--- Start Records for the task ---
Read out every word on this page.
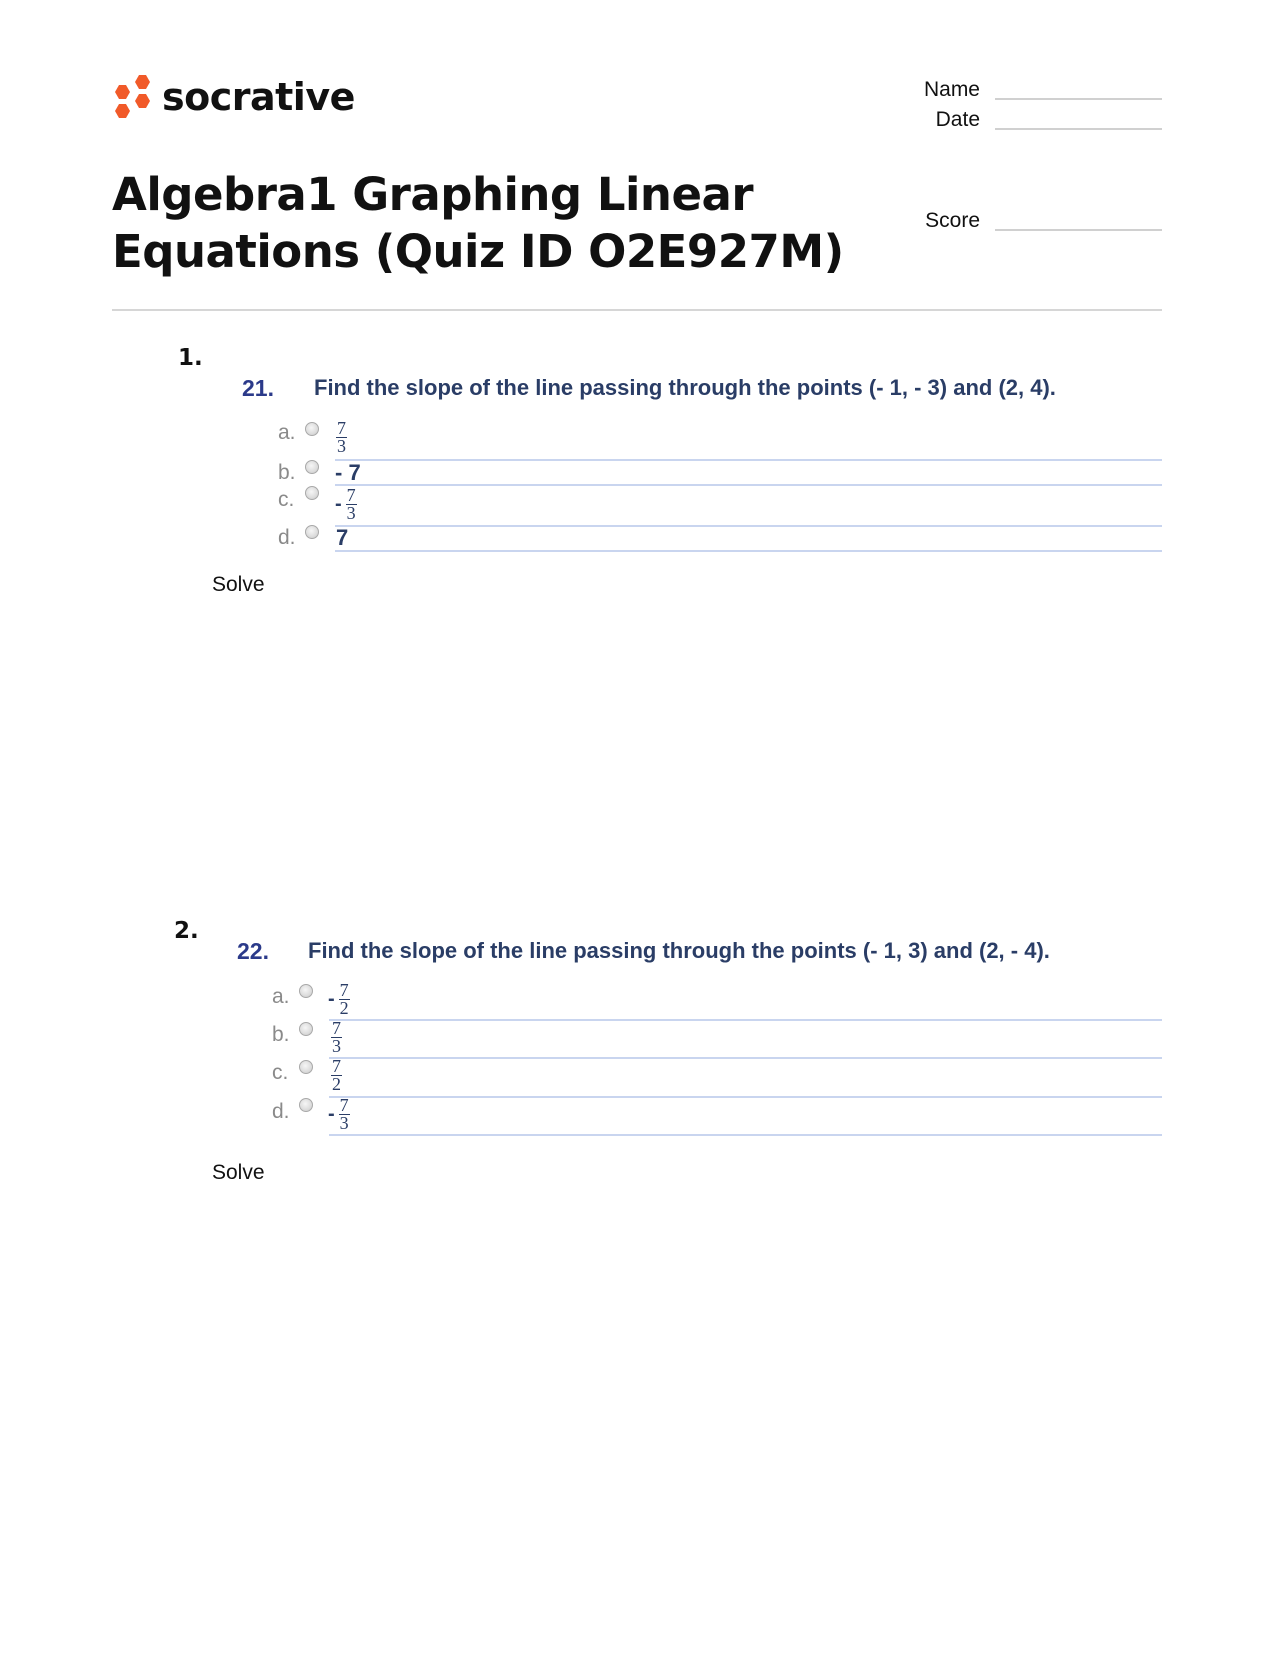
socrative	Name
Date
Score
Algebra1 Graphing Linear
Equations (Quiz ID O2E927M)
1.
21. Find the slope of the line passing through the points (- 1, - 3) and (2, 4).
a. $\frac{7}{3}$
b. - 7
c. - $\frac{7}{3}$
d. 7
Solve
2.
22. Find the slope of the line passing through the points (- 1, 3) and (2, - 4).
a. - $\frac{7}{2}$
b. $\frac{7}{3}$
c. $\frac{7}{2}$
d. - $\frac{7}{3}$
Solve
--- End Records for the task ---
* [Your task]
Print every entry above again without changing a word, and omit the pictures.

* [Written reply]
Read out every word on this page.
socrative	Name
Date
Score
Algebra1 Graphing Linear
Equations (Quiz ID O2E927M)
1.
21. Find the slope of the line passing through the points (- 1, - 3) and (2, 4).
a. $\frac{7}{3}$
b. - 7
c. - $\frac{7}{3}$
d. 7
Solve
2.
22. Find the slope of the line passing through the points (- 1, 3) and (2, - 4).
a. - $\frac{7}{2}$
b. $\frac{7}{3}$
c. $\frac{7}{2}$
d. - $\frac{7}{3}$
Solve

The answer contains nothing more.